Problem details: Work out the number of lines with "vocês" in them. Reply with that number and no other words.

Dataset items:

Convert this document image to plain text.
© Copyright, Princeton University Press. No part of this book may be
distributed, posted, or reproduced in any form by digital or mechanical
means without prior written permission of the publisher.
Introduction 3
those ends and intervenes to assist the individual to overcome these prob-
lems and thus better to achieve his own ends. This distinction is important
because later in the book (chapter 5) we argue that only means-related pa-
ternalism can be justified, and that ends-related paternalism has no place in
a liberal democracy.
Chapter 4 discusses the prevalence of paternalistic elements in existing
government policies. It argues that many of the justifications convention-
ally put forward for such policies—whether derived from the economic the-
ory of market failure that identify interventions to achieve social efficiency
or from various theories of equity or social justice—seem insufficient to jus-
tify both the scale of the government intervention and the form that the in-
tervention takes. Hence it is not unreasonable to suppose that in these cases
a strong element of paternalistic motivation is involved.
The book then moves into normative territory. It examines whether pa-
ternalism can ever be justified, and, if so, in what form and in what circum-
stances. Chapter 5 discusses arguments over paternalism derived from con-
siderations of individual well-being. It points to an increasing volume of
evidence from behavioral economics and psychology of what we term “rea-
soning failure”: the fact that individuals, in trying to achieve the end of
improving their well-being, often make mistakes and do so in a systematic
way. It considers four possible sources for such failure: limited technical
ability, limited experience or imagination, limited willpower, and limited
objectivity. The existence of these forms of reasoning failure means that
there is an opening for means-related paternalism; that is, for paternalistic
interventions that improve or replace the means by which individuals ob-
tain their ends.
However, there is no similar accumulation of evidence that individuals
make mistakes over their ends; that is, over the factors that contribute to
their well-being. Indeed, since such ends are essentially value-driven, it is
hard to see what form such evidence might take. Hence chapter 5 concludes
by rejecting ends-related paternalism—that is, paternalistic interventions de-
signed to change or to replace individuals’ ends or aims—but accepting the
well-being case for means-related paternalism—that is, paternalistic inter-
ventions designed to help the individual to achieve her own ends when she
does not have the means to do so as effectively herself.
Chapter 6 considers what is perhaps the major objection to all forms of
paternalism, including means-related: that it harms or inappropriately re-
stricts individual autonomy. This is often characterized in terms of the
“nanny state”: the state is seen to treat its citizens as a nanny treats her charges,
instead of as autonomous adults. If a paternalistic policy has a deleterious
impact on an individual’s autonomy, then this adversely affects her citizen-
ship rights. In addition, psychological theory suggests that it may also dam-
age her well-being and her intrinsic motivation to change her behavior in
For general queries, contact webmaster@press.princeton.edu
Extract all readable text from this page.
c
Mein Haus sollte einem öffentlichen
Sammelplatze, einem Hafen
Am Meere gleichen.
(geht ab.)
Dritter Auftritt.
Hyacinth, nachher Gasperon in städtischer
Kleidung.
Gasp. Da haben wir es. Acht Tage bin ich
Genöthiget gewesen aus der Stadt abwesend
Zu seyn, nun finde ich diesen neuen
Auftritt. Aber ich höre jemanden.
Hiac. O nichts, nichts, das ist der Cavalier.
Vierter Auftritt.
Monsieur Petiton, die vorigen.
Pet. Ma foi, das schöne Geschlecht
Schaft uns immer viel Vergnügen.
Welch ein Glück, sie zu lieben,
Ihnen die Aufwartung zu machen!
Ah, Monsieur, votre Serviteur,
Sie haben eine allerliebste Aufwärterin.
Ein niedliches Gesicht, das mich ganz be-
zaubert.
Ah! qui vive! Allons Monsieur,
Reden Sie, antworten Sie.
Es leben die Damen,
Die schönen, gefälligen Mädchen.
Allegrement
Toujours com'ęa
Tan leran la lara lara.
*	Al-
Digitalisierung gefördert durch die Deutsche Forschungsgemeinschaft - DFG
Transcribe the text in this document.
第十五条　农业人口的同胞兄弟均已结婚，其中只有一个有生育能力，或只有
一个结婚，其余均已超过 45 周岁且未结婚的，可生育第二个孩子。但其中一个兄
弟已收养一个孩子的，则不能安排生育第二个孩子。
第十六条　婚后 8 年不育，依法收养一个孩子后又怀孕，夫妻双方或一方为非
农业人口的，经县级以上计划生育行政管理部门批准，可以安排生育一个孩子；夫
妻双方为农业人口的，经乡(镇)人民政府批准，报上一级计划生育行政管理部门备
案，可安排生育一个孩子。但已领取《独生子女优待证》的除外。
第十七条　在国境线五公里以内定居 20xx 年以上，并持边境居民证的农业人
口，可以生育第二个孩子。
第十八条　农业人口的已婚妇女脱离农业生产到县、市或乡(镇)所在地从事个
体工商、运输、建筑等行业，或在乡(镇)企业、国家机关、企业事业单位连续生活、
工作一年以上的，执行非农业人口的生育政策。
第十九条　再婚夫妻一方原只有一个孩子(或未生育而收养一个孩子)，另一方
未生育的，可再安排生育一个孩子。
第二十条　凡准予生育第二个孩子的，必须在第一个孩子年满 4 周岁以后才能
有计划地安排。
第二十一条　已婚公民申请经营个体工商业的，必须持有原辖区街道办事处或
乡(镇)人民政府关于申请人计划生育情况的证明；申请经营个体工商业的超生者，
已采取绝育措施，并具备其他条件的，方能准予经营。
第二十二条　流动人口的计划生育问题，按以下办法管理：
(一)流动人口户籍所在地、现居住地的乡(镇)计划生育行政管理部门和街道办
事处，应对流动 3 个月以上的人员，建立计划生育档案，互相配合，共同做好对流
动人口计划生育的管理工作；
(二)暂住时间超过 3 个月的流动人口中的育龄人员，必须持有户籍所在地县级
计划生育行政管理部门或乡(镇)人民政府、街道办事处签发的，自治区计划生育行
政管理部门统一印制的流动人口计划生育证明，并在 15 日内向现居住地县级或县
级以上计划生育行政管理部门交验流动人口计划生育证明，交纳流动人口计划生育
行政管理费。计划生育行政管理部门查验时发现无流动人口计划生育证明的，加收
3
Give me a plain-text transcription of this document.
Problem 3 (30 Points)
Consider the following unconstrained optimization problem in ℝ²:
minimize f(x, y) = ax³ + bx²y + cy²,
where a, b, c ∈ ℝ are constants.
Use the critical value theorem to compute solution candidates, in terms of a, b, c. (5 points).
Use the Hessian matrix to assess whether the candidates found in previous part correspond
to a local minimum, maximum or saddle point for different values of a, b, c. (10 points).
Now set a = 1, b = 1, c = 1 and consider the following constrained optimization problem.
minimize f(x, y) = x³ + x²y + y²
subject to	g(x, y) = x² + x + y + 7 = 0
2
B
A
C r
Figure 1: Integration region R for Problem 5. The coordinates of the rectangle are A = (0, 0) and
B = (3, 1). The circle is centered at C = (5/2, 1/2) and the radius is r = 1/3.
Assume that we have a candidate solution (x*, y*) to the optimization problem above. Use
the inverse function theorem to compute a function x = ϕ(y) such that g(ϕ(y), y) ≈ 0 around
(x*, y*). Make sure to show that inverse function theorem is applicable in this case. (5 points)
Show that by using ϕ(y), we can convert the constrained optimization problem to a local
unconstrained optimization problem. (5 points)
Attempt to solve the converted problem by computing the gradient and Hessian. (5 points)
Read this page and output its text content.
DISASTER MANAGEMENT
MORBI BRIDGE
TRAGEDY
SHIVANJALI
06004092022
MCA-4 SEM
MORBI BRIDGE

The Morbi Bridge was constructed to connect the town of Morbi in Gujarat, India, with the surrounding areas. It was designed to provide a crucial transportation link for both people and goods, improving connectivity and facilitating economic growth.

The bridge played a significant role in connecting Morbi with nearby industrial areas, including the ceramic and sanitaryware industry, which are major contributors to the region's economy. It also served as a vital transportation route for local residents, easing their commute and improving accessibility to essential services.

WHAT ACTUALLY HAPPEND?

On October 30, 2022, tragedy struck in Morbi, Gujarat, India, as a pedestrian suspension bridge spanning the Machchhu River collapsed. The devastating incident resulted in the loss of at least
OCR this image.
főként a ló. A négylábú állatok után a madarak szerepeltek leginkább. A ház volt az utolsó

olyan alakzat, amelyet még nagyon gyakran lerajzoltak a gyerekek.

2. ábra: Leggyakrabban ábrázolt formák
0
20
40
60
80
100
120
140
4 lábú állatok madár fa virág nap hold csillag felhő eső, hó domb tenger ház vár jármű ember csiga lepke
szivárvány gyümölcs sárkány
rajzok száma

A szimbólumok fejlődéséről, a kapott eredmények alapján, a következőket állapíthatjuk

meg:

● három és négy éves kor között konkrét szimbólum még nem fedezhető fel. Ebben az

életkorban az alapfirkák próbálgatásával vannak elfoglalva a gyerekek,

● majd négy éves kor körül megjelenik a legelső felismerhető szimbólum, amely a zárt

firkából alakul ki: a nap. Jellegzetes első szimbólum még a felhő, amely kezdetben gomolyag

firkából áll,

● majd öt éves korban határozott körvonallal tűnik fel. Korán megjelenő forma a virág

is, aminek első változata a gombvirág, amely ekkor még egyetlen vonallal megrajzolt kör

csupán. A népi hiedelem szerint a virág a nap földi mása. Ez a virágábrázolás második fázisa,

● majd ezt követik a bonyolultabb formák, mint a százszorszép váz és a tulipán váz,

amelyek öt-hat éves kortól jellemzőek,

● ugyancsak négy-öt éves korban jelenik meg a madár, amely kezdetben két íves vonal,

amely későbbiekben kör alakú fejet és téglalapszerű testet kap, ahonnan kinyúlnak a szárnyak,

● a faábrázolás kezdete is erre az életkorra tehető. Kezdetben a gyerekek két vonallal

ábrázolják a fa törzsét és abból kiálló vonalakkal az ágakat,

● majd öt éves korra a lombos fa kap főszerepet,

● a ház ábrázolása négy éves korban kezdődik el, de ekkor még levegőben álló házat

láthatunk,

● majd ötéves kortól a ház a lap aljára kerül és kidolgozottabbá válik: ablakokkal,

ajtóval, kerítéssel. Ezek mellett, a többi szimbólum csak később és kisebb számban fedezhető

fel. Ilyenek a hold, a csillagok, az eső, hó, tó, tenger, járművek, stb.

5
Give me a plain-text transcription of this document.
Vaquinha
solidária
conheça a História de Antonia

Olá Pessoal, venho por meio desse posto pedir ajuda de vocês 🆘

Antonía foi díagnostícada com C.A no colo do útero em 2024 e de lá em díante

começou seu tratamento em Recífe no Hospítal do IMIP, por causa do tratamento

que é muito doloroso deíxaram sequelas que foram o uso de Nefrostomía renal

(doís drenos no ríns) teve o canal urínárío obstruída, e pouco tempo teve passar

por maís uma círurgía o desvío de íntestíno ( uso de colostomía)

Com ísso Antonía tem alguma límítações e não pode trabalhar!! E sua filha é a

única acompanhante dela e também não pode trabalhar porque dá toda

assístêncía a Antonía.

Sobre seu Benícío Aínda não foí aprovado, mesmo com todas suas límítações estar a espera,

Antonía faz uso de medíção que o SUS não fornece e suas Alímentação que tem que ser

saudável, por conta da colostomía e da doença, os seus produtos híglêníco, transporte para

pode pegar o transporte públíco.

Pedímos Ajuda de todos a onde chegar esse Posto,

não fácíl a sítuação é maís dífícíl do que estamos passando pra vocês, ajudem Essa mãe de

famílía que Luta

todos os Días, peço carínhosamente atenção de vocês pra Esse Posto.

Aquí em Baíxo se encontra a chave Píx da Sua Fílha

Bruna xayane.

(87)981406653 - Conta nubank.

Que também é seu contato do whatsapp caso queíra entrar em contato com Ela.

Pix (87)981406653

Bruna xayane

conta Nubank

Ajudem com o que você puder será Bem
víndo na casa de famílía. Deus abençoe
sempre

Worked answer: 3